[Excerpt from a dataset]
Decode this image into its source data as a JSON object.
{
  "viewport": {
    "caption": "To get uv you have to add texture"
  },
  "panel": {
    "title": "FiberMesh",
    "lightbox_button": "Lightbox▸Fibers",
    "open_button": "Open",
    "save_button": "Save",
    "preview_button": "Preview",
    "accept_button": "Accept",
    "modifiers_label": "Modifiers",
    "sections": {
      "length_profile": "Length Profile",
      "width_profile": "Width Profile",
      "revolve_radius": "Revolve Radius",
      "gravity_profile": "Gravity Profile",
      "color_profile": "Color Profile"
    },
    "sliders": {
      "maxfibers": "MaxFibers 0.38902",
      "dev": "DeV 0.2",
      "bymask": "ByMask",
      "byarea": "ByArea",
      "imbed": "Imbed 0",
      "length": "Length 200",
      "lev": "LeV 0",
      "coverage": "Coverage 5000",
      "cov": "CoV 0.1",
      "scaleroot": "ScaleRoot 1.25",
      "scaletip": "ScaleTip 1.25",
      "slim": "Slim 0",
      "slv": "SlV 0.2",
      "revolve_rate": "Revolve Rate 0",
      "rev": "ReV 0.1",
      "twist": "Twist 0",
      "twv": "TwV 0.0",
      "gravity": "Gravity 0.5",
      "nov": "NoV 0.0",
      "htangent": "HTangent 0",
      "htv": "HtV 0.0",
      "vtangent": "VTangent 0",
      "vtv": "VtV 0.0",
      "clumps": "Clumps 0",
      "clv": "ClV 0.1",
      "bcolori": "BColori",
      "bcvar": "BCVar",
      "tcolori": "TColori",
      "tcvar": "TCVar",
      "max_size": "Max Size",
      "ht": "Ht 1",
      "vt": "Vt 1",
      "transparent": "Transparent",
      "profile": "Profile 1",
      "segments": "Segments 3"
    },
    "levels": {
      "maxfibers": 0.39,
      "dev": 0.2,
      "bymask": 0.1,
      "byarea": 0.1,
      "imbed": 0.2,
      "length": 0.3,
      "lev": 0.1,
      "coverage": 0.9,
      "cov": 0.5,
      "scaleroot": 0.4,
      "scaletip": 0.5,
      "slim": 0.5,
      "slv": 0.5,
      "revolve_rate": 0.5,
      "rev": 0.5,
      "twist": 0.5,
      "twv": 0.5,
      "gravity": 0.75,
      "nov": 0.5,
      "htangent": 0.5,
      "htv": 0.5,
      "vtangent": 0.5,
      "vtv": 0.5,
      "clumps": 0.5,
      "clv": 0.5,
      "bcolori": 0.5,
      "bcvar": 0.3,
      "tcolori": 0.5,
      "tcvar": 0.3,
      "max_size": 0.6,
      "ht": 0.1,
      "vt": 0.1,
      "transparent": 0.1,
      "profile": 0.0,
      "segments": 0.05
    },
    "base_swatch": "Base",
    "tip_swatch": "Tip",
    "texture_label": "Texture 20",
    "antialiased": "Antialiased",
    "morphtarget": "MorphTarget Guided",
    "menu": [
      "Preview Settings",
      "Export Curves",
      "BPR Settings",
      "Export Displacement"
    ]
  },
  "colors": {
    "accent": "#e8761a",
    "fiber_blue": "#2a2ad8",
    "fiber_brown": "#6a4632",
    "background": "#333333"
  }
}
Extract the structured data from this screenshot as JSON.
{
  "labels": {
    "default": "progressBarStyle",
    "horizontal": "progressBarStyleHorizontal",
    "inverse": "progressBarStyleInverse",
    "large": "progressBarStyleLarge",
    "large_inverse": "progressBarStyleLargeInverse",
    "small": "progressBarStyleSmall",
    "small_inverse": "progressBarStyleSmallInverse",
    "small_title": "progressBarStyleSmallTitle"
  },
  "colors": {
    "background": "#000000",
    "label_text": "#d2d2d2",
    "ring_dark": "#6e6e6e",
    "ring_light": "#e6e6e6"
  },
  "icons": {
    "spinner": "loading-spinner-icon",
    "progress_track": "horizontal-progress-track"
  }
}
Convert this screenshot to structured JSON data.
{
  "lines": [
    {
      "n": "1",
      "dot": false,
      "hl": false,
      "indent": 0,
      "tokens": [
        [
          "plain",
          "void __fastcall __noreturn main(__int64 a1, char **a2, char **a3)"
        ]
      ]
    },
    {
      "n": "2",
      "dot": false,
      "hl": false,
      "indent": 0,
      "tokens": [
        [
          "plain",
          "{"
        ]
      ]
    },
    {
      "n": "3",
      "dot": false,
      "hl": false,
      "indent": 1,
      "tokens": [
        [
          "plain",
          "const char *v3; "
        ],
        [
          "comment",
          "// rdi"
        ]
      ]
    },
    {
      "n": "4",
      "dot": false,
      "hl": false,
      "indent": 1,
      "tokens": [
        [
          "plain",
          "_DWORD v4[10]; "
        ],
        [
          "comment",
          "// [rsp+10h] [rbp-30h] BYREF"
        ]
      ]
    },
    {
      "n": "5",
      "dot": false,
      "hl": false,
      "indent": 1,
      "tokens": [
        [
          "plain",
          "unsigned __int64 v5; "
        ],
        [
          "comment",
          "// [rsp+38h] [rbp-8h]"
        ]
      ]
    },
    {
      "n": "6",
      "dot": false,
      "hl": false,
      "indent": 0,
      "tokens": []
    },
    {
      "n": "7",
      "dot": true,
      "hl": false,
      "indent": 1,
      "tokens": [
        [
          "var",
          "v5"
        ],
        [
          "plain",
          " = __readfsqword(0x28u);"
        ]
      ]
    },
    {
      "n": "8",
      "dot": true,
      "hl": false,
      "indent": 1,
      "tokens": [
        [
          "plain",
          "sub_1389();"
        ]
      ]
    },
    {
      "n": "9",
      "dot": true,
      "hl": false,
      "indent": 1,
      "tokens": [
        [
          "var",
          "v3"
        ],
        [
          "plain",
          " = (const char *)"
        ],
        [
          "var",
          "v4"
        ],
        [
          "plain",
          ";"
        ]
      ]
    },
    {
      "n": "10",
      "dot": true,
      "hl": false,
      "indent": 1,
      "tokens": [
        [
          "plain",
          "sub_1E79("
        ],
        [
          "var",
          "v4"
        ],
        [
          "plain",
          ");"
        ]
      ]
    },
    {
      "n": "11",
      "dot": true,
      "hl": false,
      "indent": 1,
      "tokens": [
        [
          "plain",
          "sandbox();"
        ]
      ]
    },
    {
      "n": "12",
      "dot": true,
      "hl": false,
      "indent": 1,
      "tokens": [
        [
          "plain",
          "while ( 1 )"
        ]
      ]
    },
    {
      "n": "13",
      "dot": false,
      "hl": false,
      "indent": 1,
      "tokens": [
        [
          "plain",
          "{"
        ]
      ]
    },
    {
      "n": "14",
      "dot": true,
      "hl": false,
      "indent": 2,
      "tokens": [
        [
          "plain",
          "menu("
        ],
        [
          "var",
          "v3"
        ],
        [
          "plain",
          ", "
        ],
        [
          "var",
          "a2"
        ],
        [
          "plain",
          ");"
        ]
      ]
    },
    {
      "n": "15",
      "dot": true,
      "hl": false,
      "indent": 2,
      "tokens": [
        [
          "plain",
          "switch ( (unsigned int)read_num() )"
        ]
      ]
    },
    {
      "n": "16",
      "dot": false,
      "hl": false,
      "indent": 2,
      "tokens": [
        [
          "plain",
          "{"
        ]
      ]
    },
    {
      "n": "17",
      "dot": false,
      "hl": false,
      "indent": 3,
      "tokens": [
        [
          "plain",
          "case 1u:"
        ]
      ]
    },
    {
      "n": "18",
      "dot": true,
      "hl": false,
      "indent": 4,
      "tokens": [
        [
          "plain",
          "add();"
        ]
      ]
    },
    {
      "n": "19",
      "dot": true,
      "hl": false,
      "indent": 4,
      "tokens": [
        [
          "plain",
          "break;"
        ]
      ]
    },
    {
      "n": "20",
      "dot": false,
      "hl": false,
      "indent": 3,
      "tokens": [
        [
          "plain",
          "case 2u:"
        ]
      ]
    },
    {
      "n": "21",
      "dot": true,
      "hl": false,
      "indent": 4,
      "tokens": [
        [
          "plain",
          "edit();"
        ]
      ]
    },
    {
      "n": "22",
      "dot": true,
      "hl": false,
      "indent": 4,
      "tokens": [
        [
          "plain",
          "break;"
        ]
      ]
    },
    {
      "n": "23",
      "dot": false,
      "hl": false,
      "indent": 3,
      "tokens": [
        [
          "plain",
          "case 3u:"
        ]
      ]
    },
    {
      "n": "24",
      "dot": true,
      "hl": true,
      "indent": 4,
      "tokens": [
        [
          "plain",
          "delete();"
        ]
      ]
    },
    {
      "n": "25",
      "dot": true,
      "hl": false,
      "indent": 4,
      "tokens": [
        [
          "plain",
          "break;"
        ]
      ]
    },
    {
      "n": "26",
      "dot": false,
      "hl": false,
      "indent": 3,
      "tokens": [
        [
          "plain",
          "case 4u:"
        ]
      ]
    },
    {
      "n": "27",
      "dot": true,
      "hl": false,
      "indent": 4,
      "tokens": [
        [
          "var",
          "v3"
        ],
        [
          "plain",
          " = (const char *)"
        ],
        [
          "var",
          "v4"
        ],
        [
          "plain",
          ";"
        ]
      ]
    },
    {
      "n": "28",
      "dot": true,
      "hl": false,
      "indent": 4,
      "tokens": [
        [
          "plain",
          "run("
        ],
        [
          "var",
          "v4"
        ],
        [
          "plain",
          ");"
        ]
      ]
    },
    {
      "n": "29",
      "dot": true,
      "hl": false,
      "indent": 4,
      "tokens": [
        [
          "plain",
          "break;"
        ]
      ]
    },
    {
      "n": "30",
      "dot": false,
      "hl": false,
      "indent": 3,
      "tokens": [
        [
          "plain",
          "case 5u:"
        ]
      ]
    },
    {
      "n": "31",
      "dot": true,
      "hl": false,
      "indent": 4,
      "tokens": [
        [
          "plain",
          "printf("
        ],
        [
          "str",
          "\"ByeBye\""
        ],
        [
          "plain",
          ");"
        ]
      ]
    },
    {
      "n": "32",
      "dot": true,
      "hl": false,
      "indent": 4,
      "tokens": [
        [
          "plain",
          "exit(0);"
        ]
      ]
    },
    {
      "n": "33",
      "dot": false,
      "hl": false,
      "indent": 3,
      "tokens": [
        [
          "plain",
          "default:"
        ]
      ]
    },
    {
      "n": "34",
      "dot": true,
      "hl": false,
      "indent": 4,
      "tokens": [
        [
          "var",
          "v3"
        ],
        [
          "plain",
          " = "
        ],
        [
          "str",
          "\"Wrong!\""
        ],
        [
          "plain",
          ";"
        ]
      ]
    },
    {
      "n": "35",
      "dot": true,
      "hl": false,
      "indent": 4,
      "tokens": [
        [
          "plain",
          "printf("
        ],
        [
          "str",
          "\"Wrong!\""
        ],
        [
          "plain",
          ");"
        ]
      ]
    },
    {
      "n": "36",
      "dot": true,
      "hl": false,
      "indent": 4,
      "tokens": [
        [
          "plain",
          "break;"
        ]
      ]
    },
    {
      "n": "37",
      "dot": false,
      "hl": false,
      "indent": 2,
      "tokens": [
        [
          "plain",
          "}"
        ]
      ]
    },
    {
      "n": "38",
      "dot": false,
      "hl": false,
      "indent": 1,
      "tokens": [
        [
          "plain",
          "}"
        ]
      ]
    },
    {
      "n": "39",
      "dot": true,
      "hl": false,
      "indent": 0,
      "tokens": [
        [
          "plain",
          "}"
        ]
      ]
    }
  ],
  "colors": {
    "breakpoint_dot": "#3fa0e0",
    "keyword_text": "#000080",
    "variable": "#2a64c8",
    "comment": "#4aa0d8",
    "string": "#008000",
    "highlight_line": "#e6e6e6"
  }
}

Written task: Find every line in the entries that includes the word "this", then state how many there are and nothing else.

Right answer: 3